>> begin EXCERPTED DATA

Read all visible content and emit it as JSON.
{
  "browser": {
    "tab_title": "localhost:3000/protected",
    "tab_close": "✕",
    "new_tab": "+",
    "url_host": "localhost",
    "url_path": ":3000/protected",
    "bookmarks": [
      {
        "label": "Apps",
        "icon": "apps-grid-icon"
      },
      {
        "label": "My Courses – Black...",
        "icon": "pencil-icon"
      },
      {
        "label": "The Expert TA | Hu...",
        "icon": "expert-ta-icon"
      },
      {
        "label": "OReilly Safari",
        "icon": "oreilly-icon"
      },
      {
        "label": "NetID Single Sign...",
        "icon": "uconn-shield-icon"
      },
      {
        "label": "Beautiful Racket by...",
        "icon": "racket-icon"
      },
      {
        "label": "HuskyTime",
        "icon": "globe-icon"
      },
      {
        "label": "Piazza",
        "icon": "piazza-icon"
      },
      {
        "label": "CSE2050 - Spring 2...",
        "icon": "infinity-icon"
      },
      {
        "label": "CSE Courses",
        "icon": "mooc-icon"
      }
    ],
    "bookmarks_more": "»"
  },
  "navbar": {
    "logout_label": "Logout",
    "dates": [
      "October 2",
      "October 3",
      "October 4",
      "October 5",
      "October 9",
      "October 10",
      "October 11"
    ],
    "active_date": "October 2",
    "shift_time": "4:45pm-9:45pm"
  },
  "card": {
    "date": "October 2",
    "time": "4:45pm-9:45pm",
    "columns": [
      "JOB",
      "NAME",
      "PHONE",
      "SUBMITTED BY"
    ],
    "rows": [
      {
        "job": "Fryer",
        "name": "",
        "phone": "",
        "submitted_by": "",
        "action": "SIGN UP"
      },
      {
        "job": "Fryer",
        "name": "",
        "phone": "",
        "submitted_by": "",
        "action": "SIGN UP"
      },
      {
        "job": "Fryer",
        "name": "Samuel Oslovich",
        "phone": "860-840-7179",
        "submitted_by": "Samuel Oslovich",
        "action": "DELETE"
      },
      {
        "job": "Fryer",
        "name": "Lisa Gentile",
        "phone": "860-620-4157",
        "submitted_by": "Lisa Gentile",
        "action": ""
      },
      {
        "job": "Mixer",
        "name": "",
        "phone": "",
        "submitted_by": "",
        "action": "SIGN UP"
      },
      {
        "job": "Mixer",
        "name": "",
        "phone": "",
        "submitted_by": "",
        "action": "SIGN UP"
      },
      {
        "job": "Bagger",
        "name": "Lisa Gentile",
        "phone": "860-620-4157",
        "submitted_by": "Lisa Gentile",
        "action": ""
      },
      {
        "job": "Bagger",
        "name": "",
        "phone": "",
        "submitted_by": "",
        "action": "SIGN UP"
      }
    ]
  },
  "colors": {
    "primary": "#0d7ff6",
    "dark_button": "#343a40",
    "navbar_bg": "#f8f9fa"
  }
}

>> end EXCERPTED DATA

Reproduce the material above, every line of it, exactly.

Read all visible content and emit it as JSON.
{
  "browser": {
    "tab_title": "localhost:3000/protected",
    "tab_close": "✕",
    "new_tab": "+",
    "url_host": "localhost",
    "url_path": ":3000/protected",
    "bookmarks": [
      {
        "label": "Apps",
        "icon": "apps-grid-icon"
      },
      {
        "label": "My Courses – Black...",
        "icon": "pencil-icon"
      },
      {
        "label": "The Expert TA | Hu...",
        "icon": "expert-ta-icon"
      },
      {
        "label": "OReilly Safari",
        "icon": "oreilly-icon"
      },
      {
        "label": "NetID Single Sign...",
        "icon": "uconn-shield-icon"
      },
      {
        "label": "Beautiful Racket by...",
        "icon": "racket-icon"
      },
      {
        "label": "HuskyTime",
        "icon": "globe-icon"
      },
      {
        "label": "Piazza",
        "icon": "piazza-icon"
      },
      {
        "label": "CSE2050 - Spring 2...",
        "icon": "infinity-icon"
      },
      {
        "label": "CSE Courses",
        "icon": "mooc-icon"
      }
    ],
    "bookmarks_more": "»"
  },
  "navbar": {
    "logout_label": "Logout",
    "dates": [
      "October 2",
      "October 3",
      "October 4",
      "October 5",
      "October 9",
      "October 10",
      "October 11"
    ],
    "active_date": "October 2",
    "shift_time": "4:45pm-9:45pm"
  },
  "card": {
    "date": "October 2",
    "time": "4:45pm-9:45pm",
    "columns": [
      "JOB",
      "NAME",
      "PHONE",
      "SUBMITTED BY"
    ],
    "rows": [
      {
        "job": "Fryer",
        "name": "",
        "phone": "",
        "submitted_by": "",
        "action": "SIGN UP"
      },
      {
        "job": "Fryer",
        "name": "",
        "phone": "",
        "submitted_by": "",
        "action": "SIGN UP"
      },
      {
        "job": "Fryer",
        "name": "Samuel Oslovich",
        "phone": "860-840-7179",
        "submitted_by": "Samuel Oslovich",
        "action": "DELETE"
      },
      {
        "job": "Fryer",
        "name": "Lisa Gentile",
        "phone": "860-620-4157",
        "submitted_by": "Lisa Gentile",
        "action": ""
      },
      {
        "job": "Mixer",
        "name": "",
        "phone": "",
        "submitted_by": "",
        "action": "SIGN UP"
      },
      {
        "job": "Mixer",
        "name": "",
        "phone": "",
        "submitted_by": "",
        "action": "SIGN UP"
      },
      {
        "job": "Bagger",
        "name": "Lisa Gentile",
        "phone": "860-620-4157",
        "submitted_by": "Lisa Gentile",
        "action": ""
      },
      {
        "job": "Bagger",
        "name": "",
        "phone": "",
        "submitted_by": "",
        "action": "SIGN UP"
      }
    ]
  },
  "colors": {
    "primary": "#0d7ff6",
    "dark_button": "#343a40",
    "navbar_bg": "#f8f9fa"
  }
}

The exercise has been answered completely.